→ **REQUEST**
Copy each line below that contains "this".

========

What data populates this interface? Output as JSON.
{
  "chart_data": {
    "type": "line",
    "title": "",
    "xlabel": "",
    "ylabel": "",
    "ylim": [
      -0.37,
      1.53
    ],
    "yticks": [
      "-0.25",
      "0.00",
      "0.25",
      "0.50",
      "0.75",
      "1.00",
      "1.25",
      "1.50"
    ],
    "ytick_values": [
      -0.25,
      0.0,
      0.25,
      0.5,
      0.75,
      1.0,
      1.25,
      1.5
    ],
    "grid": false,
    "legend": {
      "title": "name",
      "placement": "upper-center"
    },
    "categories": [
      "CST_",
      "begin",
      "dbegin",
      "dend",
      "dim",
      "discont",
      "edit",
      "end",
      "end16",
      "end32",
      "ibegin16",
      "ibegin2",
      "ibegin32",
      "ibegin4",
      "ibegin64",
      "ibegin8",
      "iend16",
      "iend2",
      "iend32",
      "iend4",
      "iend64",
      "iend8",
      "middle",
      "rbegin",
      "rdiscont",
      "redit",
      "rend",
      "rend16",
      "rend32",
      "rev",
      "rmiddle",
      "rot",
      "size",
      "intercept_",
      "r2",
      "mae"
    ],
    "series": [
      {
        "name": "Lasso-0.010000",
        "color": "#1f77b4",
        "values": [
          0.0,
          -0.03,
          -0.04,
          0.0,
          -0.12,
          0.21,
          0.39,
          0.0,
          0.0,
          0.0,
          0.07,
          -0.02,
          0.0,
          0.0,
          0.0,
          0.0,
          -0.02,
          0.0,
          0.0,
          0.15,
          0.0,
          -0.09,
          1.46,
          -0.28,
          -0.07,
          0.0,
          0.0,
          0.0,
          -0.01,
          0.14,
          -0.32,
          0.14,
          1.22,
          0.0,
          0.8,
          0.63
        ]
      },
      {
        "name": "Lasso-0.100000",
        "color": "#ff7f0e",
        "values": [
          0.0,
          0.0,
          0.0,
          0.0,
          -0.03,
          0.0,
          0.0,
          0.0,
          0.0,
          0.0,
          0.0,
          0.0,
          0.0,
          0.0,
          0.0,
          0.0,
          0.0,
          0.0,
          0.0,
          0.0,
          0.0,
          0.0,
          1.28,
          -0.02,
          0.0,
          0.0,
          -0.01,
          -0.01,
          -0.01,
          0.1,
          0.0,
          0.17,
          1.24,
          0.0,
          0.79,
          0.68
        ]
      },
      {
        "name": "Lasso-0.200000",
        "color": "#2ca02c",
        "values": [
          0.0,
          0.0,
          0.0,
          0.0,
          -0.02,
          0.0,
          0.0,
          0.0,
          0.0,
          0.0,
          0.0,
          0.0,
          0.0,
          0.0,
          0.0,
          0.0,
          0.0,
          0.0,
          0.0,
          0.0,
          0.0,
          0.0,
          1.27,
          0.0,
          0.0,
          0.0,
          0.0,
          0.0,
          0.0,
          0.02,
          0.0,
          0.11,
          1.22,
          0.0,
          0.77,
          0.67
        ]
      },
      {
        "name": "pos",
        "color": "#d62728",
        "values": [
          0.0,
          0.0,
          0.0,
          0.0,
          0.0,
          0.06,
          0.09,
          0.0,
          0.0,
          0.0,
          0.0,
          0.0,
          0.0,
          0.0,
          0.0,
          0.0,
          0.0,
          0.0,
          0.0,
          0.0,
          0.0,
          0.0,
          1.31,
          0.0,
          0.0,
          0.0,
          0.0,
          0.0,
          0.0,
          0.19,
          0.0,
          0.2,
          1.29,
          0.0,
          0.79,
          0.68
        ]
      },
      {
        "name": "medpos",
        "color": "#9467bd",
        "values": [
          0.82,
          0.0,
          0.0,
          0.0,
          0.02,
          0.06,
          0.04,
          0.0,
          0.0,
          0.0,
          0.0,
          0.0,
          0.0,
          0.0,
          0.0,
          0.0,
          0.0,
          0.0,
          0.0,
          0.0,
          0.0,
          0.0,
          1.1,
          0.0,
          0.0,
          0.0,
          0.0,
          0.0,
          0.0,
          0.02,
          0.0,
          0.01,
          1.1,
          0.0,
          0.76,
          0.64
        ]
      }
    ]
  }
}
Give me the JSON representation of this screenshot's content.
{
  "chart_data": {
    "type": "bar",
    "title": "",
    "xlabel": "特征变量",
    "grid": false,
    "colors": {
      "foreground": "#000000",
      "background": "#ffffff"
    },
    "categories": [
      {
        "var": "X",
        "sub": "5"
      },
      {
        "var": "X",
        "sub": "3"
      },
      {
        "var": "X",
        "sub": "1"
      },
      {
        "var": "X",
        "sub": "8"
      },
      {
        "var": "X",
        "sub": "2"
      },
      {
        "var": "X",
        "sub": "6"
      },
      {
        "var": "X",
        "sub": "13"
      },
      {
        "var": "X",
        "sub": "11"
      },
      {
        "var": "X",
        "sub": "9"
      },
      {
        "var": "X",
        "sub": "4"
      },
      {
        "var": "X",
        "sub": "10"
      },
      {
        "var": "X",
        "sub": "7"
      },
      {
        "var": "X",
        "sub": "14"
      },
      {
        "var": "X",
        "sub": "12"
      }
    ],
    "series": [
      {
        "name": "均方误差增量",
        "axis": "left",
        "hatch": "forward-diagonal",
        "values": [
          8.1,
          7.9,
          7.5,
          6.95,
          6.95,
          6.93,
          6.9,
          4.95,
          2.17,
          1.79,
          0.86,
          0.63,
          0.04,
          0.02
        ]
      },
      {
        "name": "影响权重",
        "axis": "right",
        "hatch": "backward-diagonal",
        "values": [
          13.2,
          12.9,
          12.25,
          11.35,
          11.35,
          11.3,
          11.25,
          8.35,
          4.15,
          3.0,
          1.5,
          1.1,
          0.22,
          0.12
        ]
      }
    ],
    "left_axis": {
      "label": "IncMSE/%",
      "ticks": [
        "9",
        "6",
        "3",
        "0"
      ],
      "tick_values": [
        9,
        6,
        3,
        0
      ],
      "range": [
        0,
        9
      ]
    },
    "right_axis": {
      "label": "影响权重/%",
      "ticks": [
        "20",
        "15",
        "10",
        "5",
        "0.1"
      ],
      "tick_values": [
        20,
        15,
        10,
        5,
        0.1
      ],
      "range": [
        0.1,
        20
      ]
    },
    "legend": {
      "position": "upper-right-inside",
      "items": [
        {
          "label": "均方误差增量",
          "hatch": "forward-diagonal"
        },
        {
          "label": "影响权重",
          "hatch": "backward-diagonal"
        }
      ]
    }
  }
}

========

→ **FINAL ANSWER**
What data populates this interface? Output as JSON.
Give me the JSON representation of this screenshot's content.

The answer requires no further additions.